▶ **What to produce**
Repeat each record exactly. Any picture gets left out.

* begin *

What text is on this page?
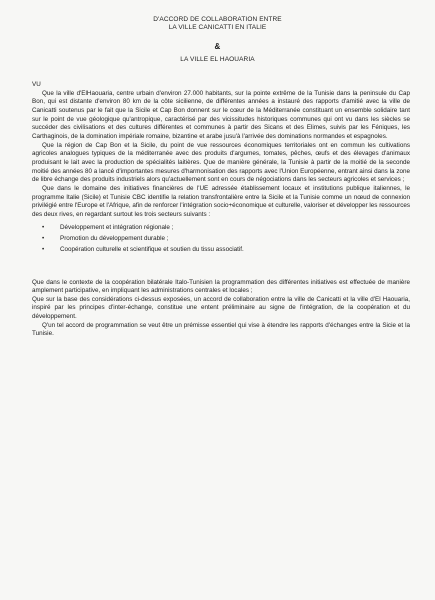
D'ACCORD DE COLLABORATION ENTRE
LA VILLE CANICATTI EN ITALIE
&
LA VILLE EL HAOUARIA

VU

Que la ville d'ElHaouaria, centre urbain d'environ 27.000 habitants, sur la pointe extrême de la Tunisie dans la peninsule du Cap Bon, qui est distante d'environ 80 km de la côte sicilienne, de différentes années a instauré des rapports d'amitié avec la ville de Canicatti soutenus par le fait que la Sicile et Cap Bon donnent sur le cœur de la Méditerranée constituant un ensemble solidaire tant sur le point de vue géologique qu'antropique, caractérisé par des vicissitudes historiques communes qui ont vu dans les siècles se succéder des civilisations et des cultures différentes et communes à partir des Sicans et des Elimes, suivis par les Féniques, les Carthaginois, de la domination impériale romaine, bizantine et arabe jusu'à l'arrivée des dominations normandes et espagnoles.

Que la région de Cap Bon et la Sicile, du point de vue ressources économiques territoriales ont en commun les cultivations agricoles analogues typiques de la méditerranée avec des produits d'argumes, tomates, pêches, œufs et des élevages d'animaux produisant le lait avec la production de spécialités laitières. Que de manière générale, la Tunisie à partir de la moitié de la seconde moitié des années 80 a lancé d'importantes mesures d'harmonisation des rapports avec l'Union Européenne, entrant ainsi dans la zone de libre échange des produits industriels alors qu'actuellement sont en cours de négociations dans les secteurs agricoles et services ;

Que dans le domaine des initiatives financières de l'UE adressée établissement locaux et institutions publique italiennes, le programme Italie (Sicile) et Tunisie CBC identifie la relation transfrontalière entre la Sicile et la Tunisie comme un nœud de connexion privilégié entre l'Europe et l'Afrique, afin de renforcer l'intégration socio+économique et culturelle, valoriser et développer les ressources des deux rives, en regardant surtout les trois secteurs suivants :

•	Développement et intégration régionale ;
•	Promotion du développement durable ;
•	Coopération culturelle et scientifique et soutien du tissu associatif.

Que dans le contexte de la coopération bilatérale Italo-Tunisien la programmation des différentes initiatives est effectuée de manière amplement participative, en impliquant les administrations centrales et locales ;

Que sur la base des considérations ci-dessus exposées, un accord de collaboration entre la ville de Canicatti et la ville d'El Haouaria, inspiré par les principes d'inter-échange, constitue une entent préliminaire au signe de l'intégration, de la coopération et du développement.

Q'un tel accord de programmation se veut être un prémisse essentiel qui vise à étendre les rapports d'échanges entre la Sicie et la Tunisie.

* end *

▶ **Written solution**
What text is on this page?
D'ACCORD DE COLLABORATION ENTRE
LA VILLE CANICATTI EN ITALIE
&
LA VILLE EL HAOUARIA

VU

Que la ville d'ElHaouaria, centre urbain d'environ 27.000 habitants, sur la pointe extrême de la Tunisie dans la peninsule du Cap Bon, qui est distante d'environ 80 km de la côte sicilienne, de différentes années a instauré des rapports d'amitié avec la ville de Canicatti soutenus par le fait que la Sicile et Cap Bon donnent sur le cœur de la Méditerranée constituant un ensemble solidaire tant sur le point de vue géologique qu'antropique, caractérisé par des vicissitudes historiques communes qui ont vu dans les siècles se succéder des civilisations et des cultures différentes et communes à partir des Sicans et des Elimes, suivis par les Féniques, les Carthaginois, de la domination impériale romaine, bizantine et arabe jusu'à l'arrivée des dominations normandes et espagnoles.

Que la région de Cap Bon et la Sicile, du point de vue ressources économiques territoriales ont en commun les cultivations agricoles analogues typiques de la méditerranée avec des produits d'argumes, tomates, pêches, œufs et des élevages d'animaux produisant le lait avec la production de spécialités laitières. Que de manière générale, la Tunisie à partir de la moitié de la seconde moitié des années 80 a lancé d'importantes mesures d'harmonisation des rapports avec l'Union Européenne, entrant ainsi dans la zone de libre échange des produits industriels alors qu'actuellement sont en cours de négociations dans les secteurs agricoles et services ;

Que dans le domaine des initiatives financières de l'UE adressée établissement locaux et institutions publique italiennes, le programme Italie (Sicile) et Tunisie CBC identifie la relation transfrontalière entre la Sicile et la Tunisie comme un nœud de connexion privilégié entre l'Europe et l'Afrique, afin de renforcer l'intégration socio+économique et culturelle, valoriser et développer les ressources des deux rives, en regardant surtout les trois secteurs suivants :

•	Développement et intégration régionale ;
•	Promotion du développement durable ;
•	Coopération culturelle et scientifique et soutien du tissu associatif.

Que dans le contexte de la coopération bilatérale Italo-Tunisien la programmation des différentes initiatives est effectuée de manière amplement participative, en impliquant les administrations centrales et locales ;

Que sur la base des considérations ci-dessus exposées, un accord de collaboration entre la ville de Canicatti et la ville d'El Haouaria, inspiré par les principes d'inter-échange, constitue une entent préliminaire au signe de l'intégration, de la coopération et du développement.

Q'un tel accord de programmation se veut être un prémisse essentiel qui vise à étendre les rapports d'échanges entre la Sicie et la Tunisie.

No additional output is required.